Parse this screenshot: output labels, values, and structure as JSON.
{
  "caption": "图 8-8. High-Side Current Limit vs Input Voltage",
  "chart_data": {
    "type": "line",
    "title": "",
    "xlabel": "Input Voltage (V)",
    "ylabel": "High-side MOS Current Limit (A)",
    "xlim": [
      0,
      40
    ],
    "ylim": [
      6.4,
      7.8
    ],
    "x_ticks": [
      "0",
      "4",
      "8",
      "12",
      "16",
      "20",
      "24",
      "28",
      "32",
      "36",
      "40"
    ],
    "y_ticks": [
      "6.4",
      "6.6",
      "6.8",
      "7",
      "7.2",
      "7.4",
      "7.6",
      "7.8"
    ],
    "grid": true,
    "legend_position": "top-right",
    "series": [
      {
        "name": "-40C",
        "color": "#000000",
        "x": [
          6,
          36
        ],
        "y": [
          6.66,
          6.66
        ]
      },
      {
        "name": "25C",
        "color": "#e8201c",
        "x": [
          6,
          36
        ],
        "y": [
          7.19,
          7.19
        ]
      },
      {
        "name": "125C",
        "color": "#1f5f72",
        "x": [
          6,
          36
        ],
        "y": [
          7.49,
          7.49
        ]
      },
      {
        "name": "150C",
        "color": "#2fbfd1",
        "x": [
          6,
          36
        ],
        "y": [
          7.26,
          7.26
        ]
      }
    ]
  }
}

# # # #

- Brief: Read the entries and pick out all lines that include the word "Input".

- Response to this exercise:
  "caption": "图 8-8. High-Side Current Limit vs Input Voltage",
    "xlabel": "Input Voltage (V)",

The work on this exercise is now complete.